Given instruction:
Spot each line that carries the word "color"; copy those lines.

Data entries:
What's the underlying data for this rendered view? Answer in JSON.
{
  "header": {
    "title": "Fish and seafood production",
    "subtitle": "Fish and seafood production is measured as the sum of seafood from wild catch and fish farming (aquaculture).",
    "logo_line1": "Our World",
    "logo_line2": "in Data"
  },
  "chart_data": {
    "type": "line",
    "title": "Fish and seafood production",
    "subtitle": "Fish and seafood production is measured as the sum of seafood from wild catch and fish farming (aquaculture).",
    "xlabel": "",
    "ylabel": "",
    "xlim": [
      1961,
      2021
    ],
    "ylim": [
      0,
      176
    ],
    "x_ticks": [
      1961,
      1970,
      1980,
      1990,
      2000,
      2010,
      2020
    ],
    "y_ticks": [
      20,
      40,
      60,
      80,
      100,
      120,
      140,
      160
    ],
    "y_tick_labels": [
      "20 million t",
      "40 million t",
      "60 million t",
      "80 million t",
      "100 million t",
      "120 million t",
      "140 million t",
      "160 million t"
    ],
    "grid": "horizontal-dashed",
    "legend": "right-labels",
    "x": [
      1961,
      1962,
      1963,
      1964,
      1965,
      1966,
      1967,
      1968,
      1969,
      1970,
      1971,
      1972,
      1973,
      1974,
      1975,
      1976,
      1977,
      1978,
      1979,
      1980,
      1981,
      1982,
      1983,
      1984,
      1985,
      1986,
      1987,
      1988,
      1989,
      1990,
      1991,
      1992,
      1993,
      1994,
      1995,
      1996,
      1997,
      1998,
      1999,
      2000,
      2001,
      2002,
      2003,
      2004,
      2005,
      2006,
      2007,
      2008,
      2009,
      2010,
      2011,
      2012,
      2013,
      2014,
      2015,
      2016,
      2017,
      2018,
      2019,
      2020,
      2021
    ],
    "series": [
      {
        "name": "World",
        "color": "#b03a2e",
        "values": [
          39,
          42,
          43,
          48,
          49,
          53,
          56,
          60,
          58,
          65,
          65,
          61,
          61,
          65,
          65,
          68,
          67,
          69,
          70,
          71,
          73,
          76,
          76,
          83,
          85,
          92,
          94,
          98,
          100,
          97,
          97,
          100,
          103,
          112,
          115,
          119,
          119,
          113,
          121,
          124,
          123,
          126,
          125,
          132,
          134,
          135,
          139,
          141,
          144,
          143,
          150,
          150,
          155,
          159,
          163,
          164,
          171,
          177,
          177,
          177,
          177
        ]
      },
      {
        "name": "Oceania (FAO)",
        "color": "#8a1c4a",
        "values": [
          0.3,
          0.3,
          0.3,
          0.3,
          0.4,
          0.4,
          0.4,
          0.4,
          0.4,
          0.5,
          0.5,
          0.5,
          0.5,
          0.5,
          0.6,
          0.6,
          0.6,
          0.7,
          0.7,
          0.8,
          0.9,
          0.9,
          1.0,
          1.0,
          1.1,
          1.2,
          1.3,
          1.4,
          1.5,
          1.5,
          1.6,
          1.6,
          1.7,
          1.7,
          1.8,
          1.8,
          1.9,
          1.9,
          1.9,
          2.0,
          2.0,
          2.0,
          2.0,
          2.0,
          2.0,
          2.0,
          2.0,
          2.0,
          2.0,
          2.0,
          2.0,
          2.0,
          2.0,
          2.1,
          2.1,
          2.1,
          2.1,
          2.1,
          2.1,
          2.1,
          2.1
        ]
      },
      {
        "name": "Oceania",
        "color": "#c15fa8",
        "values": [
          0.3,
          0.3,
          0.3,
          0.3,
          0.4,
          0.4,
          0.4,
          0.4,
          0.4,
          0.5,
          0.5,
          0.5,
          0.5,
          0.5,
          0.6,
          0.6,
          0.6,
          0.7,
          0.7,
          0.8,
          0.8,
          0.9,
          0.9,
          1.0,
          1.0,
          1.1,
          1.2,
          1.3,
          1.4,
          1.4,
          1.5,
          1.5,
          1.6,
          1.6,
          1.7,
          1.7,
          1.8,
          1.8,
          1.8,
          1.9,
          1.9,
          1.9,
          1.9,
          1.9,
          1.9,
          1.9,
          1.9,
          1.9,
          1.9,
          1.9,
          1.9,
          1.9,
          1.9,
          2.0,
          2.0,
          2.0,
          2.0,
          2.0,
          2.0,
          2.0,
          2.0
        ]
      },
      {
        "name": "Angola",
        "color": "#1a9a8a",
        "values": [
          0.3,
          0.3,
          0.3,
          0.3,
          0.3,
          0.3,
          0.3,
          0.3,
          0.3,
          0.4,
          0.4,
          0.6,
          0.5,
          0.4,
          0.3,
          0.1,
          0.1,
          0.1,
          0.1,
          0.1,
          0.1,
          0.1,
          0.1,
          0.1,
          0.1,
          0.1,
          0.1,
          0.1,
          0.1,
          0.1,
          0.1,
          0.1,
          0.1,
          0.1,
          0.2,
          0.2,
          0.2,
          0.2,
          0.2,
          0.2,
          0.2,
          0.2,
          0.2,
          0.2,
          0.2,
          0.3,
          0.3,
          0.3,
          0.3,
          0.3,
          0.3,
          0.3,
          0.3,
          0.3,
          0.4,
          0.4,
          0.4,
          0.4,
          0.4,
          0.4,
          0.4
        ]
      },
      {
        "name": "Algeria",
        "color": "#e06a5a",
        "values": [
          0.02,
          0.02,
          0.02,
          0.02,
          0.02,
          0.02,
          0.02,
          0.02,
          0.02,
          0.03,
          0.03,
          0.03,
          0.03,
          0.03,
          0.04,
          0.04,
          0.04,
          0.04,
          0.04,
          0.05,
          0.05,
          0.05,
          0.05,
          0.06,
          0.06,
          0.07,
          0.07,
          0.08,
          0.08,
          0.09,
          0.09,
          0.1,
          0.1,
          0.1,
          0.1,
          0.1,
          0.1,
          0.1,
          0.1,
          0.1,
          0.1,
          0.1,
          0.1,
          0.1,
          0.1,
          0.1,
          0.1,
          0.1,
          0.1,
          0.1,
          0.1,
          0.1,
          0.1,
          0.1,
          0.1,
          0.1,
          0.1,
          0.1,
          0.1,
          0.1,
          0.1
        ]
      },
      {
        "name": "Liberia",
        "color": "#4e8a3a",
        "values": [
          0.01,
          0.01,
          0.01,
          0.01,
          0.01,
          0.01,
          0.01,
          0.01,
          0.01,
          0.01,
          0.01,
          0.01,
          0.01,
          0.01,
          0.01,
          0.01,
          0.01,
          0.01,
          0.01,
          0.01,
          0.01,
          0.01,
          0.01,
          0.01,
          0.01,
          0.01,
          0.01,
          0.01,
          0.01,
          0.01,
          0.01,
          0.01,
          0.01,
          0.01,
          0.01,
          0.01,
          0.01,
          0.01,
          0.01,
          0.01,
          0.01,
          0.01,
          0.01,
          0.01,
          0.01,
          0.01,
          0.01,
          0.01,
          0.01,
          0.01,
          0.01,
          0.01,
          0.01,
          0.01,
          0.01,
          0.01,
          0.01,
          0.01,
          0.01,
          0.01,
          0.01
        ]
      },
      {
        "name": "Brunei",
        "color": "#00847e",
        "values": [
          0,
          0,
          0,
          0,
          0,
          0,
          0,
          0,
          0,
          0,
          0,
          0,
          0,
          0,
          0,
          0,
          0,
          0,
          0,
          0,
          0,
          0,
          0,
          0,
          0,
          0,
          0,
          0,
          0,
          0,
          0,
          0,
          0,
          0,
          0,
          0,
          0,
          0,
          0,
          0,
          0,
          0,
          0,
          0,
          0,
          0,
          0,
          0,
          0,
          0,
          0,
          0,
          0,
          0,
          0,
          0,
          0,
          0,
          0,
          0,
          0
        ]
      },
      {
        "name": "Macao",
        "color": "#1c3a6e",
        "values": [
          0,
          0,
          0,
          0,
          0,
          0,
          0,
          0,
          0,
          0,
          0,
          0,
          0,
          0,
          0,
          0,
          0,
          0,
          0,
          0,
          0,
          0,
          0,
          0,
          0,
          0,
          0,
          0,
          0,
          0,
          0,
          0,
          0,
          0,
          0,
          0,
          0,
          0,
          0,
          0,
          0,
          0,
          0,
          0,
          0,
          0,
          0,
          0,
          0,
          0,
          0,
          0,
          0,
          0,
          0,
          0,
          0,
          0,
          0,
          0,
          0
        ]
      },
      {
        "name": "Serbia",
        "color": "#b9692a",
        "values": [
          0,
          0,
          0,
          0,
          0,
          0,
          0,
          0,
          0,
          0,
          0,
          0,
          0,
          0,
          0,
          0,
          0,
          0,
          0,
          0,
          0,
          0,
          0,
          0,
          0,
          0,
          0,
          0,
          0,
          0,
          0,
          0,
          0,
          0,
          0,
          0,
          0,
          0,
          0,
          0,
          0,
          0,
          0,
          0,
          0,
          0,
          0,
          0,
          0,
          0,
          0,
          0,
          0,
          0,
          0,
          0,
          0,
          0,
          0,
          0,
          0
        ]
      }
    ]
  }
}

Solution below:
        "color": "#b03a2e",
        "color": "#8a1c4a",
        "color": "#c15fa8",
        "color": "#1a9a8a",
        "color": "#e06a5a",
        "color": "#4e8a3a",
        "color": "#00847e",
        "color": "#1c3a6e",
        "color": "#b9692a",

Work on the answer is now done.